| What this task involves |
Print all of the data exactly.

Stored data

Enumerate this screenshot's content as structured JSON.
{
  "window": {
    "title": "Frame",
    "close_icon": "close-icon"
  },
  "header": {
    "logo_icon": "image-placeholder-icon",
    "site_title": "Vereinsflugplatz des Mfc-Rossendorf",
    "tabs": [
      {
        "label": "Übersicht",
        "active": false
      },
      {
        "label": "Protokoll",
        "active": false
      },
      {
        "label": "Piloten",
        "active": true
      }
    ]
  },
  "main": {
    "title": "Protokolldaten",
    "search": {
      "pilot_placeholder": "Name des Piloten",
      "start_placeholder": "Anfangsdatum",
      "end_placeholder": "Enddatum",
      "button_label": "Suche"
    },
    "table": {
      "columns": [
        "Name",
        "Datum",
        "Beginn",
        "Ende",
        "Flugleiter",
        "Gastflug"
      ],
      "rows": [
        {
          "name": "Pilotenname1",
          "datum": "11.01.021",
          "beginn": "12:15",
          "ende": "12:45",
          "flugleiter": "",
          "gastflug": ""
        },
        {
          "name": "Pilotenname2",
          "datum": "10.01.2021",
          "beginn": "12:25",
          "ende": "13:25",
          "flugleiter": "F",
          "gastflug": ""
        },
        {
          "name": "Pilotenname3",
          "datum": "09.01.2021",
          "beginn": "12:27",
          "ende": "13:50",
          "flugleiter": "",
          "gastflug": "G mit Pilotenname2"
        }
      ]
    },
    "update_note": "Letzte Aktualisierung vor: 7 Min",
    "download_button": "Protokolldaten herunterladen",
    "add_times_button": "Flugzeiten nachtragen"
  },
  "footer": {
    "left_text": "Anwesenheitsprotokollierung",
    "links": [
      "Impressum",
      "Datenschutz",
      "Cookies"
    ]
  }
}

| Problem solution |
Enumerate this screenshot's content as structured JSON.
{
  "window": {
    "title": "Frame",
    "close_icon": "close-icon"
  },
  "header": {
    "logo_icon": "image-placeholder-icon",
    "site_title": "Vereinsflugplatz des Mfc-Rossendorf",
    "tabs": [
      {
        "label": "Übersicht",
        "active": false
      },
      {
        "label": "Protokoll",
        "active": false
      },
      {
        "label": "Piloten",
        "active": true
      }
    ]
  },
  "main": {
    "title": "Protokolldaten",
    "search": {
      "pilot_placeholder": "Name des Piloten",
      "start_placeholder": "Anfangsdatum",
      "end_placeholder": "Enddatum",
      "button_label": "Suche"
    },
    "table": {
      "columns": [
        "Name",
        "Datum",
        "Beginn",
        "Ende",
        "Flugleiter",
        "Gastflug"
      ],
      "rows": [
        {
          "name": "Pilotenname1",
          "datum": "11.01.021",
          "beginn": "12:15",
          "ende": "12:45",
          "flugleiter": "",
          "gastflug": ""
        },
        {
          "name": "Pilotenname2",
          "datum": "10.01.2021",
          "beginn": "12:25",
          "ende": "13:25",
          "flugleiter": "F",
          "gastflug": ""
        },
        {
          "name": "Pilotenname3",
          "datum": "09.01.2021",
          "beginn": "12:27",
          "ende": "13:50",
          "flugleiter": "",
          "gastflug": "G mit Pilotenname2"
        }
      ]
    },
    "update_note": "Letzte Aktualisierung vor: 7 Min",
    "download_button": "Protokolldaten herunterladen",
    "add_times_button": "Flugzeiten nachtragen"
  },
  "footer": {
    "left_text": "Anwesenheitsprotokollierung",
    "links": [
      "Impressum",
      "Datenschutz",
      "Cookies"
    ]
  }
}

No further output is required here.